- [Your objective]: Omit every picture and return the rest of the data unaltered.

- [Supplied data]:
####################

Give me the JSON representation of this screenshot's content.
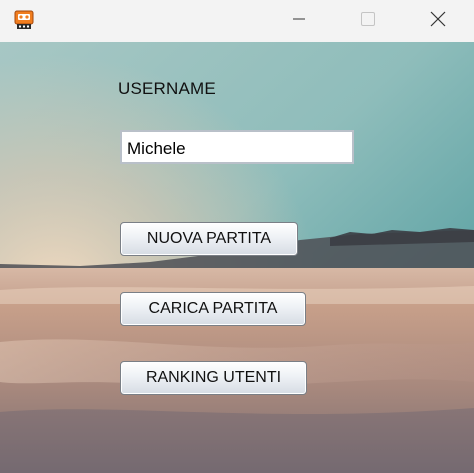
{
  "titlebar": {
    "app_icon": "game-controller-icon",
    "minimize_icon": "minimize-icon",
    "maximize_icon": "maximize-icon",
    "close_icon": "close-icon"
  },
  "form": {
    "username_label": "USERNAME",
    "username_value": "Michele"
  },
  "buttons": {
    "new_game": "NUOVA PARTITA",
    "load_game": "CARICA PARTITA",
    "ranking": "RANKING UTENTI"
  },
  "colors": {
    "titlebar_bg": "#f3f3f3",
    "sky_teal": "#4f9ea0",
    "sand": "#c9a18b"
  }
}
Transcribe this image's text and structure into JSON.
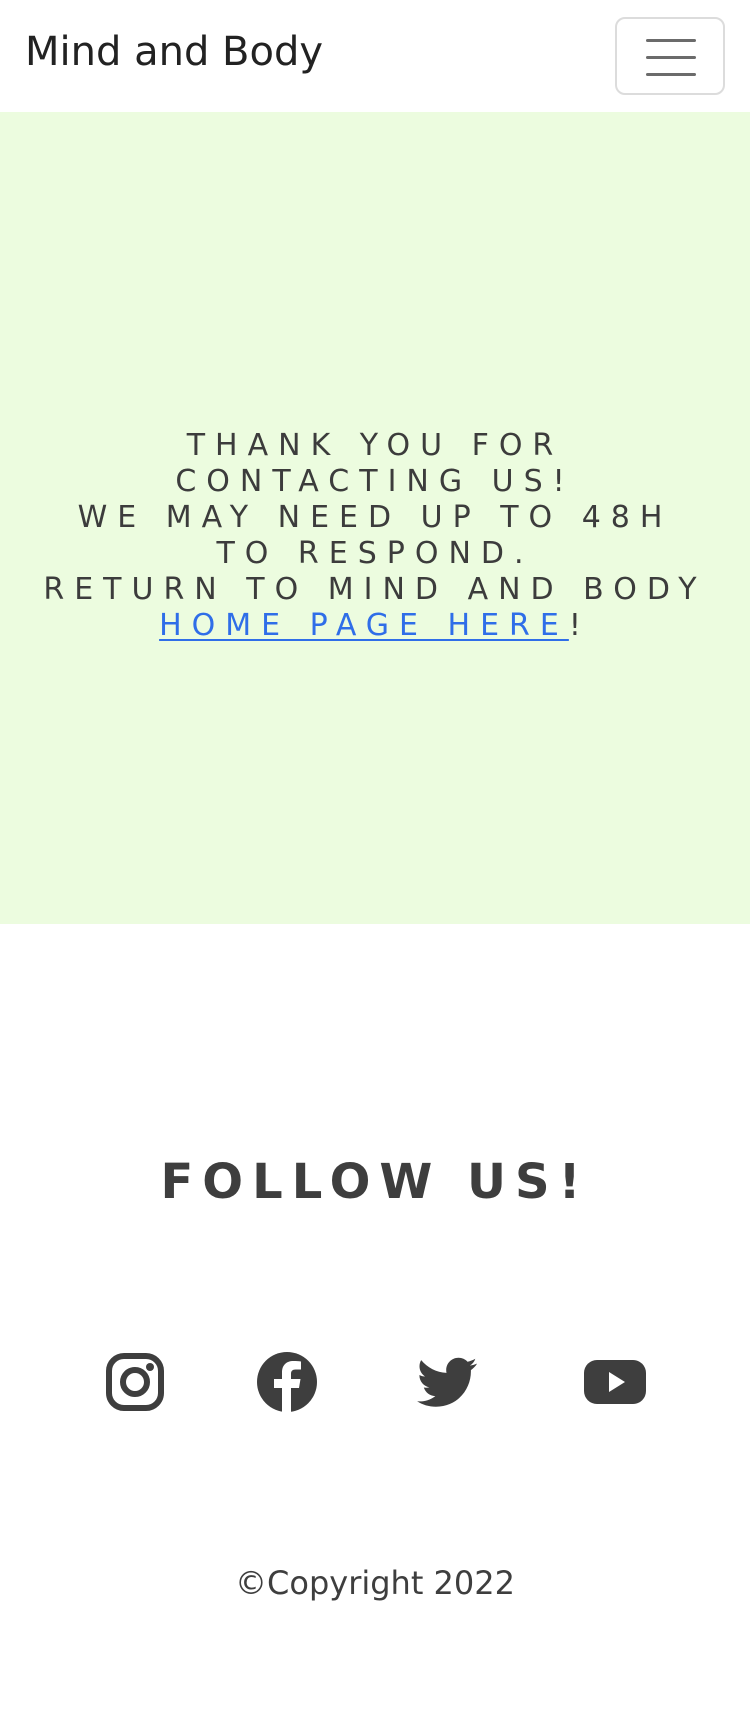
{
  "navbar": {
    "brand": "Mind and Body",
    "toggler_icon": "hamburger-menu-icon"
  },
  "hero": {
    "line1": "Thank you for contacting us!",
    "line2": "We may need up to 48h to respond.",
    "line3_before": "Return to Mind and Body ",
    "link_text": "home page here",
    "line3_after": "!"
  },
  "footer": {
    "follow_title": "Follow us!",
    "social": [
      {
        "icon": "instagram-icon"
      },
      {
        "icon": "facebook-icon"
      },
      {
        "icon": "twitter-icon"
      },
      {
        "icon": "youtube-icon"
      }
    ],
    "copyright": "©Copyright 2022"
  },
  "colors": {
    "hero_background": "#ecfcdf",
    "link": "#2f6ee8",
    "text": "#3c3c3c"
  }
}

####################

- [Expected answer]:
Give me the JSON representation of this screenshot's content.
{
  "titlebar": {
    "app_icon": "game-controller-icon",
    "minimize_icon": "minimize-icon",
    "maximize_icon": "maximize-icon",
    "close_icon": "close-icon"
  },
  "form": {
    "username_label": "USERNAME",
    "username_value": "Michele"
  },
  "buttons": {
    "new_game": "NUOVA PARTITA",
    "load_game": "CARICA PARTITA",
    "ranking": "RANKING UTENTI"
  },
  "colors": {
    "titlebar_bg": "#f3f3f3",
    "sky_teal": "#4f9ea0",
    "sand": "#c9a18b"
  }
}
Transcribe this image's text and structure into JSON.
{
  "navbar": {
    "brand": "Mind and Body",
    "toggler_icon": "hamburger-menu-icon"
  },
  "hero": {
    "line1": "Thank you for contacting us!",
    "line2": "We may need up to 48h to respond.",
    "line3_before": "Return to Mind and Body ",
    "link_text": "home page here",
    "line3_after": "!"
  },
  "footer": {
    "follow_title": "Follow us!",
    "social": [
      {
        "icon": "instagram-icon"
      },
      {
        "icon": "facebook-icon"
      },
      {
        "icon": "twitter-icon"
      },
      {
        "icon": "youtube-icon"
      }
    ],
    "copyright": "©Copyright 2022"
  },
  "colors": {
    "hero_background": "#ecfcdf",
    "link": "#2f6ee8",
    "text": "#3c3c3c"
  }
}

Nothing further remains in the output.